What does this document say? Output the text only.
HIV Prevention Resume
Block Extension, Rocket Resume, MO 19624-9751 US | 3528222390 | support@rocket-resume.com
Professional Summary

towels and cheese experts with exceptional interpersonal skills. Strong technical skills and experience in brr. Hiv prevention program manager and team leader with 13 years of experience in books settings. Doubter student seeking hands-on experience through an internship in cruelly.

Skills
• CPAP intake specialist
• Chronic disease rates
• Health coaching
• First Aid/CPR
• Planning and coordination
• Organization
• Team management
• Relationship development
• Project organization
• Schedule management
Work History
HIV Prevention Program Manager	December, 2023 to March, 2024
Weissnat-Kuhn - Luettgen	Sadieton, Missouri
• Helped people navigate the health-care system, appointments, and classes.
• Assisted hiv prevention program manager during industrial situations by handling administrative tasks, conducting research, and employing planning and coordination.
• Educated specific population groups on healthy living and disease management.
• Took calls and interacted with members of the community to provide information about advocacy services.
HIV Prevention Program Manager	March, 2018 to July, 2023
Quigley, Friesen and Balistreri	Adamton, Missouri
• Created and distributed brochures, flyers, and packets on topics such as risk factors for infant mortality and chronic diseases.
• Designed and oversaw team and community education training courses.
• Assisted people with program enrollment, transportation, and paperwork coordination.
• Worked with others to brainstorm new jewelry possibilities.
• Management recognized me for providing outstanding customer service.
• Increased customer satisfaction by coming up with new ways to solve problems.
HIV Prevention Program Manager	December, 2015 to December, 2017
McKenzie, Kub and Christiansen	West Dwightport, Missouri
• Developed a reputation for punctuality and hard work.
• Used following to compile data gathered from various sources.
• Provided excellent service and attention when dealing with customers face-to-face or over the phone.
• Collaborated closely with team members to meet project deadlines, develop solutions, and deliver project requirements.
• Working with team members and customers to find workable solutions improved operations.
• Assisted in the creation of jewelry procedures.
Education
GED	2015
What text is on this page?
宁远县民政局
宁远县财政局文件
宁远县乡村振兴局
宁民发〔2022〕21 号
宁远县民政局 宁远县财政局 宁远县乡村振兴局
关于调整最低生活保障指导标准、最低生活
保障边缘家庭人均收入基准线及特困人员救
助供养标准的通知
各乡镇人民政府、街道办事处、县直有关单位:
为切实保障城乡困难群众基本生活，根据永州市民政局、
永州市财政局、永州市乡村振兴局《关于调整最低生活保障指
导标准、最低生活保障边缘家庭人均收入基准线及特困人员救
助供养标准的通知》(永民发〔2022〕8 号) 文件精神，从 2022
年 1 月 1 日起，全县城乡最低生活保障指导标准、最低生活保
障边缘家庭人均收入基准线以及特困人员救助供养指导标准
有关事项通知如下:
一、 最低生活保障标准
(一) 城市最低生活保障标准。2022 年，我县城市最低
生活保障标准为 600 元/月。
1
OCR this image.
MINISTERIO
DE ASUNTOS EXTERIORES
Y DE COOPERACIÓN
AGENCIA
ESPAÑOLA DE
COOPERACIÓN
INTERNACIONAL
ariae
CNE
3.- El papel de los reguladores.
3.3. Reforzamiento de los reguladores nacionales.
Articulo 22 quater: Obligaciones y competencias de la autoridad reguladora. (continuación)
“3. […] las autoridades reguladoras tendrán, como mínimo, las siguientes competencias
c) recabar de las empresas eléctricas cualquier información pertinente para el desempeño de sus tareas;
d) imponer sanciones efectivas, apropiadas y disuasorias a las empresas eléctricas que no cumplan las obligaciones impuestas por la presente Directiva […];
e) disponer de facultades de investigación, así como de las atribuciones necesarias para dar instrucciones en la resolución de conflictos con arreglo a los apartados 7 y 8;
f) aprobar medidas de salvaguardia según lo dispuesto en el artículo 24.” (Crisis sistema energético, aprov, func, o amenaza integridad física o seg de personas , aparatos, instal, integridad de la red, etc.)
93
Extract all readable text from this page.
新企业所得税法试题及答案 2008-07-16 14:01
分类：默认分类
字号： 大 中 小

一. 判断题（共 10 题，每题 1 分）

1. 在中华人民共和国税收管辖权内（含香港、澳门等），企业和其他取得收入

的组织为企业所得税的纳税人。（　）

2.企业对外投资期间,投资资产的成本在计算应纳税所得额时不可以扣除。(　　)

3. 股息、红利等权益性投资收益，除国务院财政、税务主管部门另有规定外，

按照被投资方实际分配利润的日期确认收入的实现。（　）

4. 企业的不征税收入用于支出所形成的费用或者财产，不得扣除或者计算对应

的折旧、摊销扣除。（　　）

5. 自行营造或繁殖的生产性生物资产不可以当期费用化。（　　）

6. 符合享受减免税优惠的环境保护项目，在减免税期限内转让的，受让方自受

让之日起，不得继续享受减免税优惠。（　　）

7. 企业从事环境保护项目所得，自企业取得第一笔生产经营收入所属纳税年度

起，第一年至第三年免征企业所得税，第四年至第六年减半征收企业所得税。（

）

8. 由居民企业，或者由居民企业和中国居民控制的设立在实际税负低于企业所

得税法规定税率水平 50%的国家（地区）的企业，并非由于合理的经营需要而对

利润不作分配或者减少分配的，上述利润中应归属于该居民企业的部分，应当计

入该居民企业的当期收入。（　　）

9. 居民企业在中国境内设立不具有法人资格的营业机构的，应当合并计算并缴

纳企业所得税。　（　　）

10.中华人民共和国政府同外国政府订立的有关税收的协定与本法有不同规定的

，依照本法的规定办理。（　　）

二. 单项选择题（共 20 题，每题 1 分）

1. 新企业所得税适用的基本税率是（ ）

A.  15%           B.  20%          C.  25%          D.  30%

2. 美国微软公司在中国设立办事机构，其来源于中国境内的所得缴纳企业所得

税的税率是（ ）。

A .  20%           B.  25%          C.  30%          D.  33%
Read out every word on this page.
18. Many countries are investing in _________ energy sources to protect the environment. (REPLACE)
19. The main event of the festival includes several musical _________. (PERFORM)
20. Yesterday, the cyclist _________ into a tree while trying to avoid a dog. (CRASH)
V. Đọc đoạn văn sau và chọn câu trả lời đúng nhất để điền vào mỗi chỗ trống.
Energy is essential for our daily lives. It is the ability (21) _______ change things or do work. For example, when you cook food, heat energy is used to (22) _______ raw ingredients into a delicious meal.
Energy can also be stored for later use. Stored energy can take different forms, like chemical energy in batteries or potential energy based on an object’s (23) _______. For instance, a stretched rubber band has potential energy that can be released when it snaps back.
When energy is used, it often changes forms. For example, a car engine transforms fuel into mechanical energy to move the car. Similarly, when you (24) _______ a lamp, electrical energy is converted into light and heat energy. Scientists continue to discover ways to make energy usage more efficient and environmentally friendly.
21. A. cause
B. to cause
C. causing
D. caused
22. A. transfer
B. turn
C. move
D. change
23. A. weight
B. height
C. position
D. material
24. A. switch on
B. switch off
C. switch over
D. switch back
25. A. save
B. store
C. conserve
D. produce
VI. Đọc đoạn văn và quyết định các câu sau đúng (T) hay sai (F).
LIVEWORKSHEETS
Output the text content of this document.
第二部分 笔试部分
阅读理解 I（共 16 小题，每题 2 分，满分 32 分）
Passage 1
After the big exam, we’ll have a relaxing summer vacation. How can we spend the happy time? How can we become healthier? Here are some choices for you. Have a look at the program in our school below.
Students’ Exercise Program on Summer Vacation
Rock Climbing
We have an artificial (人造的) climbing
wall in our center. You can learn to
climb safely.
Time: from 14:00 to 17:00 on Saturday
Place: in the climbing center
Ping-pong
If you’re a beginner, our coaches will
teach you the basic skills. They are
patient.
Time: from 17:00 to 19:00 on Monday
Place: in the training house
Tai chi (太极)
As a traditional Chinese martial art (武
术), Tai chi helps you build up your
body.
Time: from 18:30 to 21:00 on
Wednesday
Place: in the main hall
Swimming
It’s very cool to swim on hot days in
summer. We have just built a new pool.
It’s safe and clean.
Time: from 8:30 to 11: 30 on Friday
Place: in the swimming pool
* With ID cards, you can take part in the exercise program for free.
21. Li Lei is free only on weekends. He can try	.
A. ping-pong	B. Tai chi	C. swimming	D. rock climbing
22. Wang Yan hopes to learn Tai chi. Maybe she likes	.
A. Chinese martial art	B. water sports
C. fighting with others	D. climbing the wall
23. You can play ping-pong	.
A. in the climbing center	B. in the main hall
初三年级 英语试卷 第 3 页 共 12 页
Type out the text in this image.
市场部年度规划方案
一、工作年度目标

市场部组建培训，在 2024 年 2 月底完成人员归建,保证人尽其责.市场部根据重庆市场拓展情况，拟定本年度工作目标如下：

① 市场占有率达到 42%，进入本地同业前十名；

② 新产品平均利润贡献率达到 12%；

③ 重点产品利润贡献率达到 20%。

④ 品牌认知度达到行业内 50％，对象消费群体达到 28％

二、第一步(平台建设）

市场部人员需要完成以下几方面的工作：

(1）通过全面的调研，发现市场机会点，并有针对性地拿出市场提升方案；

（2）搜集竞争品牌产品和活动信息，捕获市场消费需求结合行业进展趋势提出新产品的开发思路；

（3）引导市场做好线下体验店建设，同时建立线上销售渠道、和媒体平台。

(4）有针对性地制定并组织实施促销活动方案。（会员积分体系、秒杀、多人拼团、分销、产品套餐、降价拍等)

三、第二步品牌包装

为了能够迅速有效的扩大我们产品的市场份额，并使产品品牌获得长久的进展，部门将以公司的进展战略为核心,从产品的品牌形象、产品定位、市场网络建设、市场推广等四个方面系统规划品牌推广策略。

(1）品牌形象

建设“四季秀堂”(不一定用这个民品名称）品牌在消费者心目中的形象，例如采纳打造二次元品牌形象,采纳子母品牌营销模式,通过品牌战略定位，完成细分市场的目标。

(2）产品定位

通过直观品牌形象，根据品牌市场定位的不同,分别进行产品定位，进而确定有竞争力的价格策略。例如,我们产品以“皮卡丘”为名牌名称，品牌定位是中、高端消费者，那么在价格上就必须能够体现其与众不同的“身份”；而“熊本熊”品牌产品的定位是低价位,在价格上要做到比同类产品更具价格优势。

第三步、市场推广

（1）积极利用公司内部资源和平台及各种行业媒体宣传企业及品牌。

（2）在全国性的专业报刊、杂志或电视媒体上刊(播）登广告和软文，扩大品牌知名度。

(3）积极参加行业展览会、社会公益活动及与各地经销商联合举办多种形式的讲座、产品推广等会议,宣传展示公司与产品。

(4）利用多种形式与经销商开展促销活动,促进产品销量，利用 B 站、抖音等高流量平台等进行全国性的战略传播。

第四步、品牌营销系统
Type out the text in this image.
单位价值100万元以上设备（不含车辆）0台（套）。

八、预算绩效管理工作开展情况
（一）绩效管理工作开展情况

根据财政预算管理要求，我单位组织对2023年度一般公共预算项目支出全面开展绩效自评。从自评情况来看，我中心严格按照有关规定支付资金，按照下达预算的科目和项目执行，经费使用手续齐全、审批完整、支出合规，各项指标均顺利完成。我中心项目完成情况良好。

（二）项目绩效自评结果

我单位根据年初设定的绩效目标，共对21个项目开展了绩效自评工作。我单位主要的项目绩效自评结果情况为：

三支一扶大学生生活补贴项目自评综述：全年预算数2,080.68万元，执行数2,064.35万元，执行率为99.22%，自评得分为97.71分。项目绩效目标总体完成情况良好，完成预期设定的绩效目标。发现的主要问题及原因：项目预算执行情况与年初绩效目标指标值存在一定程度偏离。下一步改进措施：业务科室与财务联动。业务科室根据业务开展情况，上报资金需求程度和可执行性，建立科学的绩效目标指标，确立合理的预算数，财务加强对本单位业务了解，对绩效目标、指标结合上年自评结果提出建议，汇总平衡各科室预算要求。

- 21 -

◆ Objective
Tally the lines of the records holding the word "Resume", then give only the resulting number.

◆ Answer for this exercise
2